Rows from a figure dataset
━━━━━━
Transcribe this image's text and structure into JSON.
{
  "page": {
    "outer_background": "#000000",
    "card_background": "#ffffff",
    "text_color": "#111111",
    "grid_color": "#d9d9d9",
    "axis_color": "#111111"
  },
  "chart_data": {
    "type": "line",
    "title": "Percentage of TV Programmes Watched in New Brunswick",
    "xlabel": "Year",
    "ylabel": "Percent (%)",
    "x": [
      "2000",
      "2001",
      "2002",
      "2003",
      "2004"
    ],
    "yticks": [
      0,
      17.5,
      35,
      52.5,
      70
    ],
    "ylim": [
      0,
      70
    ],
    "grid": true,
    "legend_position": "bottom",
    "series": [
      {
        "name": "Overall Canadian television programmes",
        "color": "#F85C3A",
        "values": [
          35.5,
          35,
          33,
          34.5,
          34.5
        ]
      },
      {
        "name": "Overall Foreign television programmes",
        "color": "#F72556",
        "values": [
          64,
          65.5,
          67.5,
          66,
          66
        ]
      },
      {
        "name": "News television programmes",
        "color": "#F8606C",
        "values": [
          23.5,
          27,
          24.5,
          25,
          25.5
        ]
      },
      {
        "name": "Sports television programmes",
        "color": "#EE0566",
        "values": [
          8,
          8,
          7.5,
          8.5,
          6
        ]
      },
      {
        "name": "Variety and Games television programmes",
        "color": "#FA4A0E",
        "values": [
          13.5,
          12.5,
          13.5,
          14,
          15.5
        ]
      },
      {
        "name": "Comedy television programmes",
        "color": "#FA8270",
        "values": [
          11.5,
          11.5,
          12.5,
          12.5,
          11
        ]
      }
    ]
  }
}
━━━━━━
§ **Task statement**
What do the records say? Quote them all exactly.

§ **Result of the task**
Transcribe this image's text and structure into JSON.
{
  "page": {
    "outer_background": "#000000",
    "card_background": "#ffffff",
    "text_color": "#111111",
    "grid_color": "#d9d9d9",
    "axis_color": "#111111"
  },
  "chart_data": {
    "type": "line",
    "title": "Percentage of TV Programmes Watched in New Brunswick",
    "xlabel": "Year",
    "ylabel": "Percent (%)",
    "x": [
      "2000",
      "2001",
      "2002",
      "2003",
      "2004"
    ],
    "yticks": [
      0,
      17.5,
      35,
      52.5,
      70
    ],
    "ylim": [
      0,
      70
    ],
    "grid": true,
    "legend_position": "bottom",
    "series": [
      {
        "name": "Overall Canadian television programmes",
        "color": "#F85C3A",
        "values": [
          35.5,
          35,
          33,
          34.5,
          34.5
        ]
      },
      {
        "name": "Overall Foreign television programmes",
        "color": "#F72556",
        "values": [
          64,
          65.5,
          67.5,
          66,
          66
        ]
      },
      {
        "name": "News television programmes",
        "color": "#F8606C",
        "values": [
          23.5,
          27,
          24.5,
          25,
          25.5
        ]
      },
      {
        "name": "Sports television programmes",
        "color": "#EE0566",
        "values": [
          8,
          8,
          7.5,
          8.5,
          6
        ]
      },
      {
        "name": "Variety and Games television programmes",
        "color": "#FA4A0E",
        "values": [
          13.5,
          12.5,
          13.5,
          14,
          15.5
        ]
      },
      {
        "name": "Comedy television programmes",
        "color": "#FA8270",
        "values": [
          11.5,
          11.5,
          12.5,
          12.5,
          11
        ]
      }
    ]
  }
}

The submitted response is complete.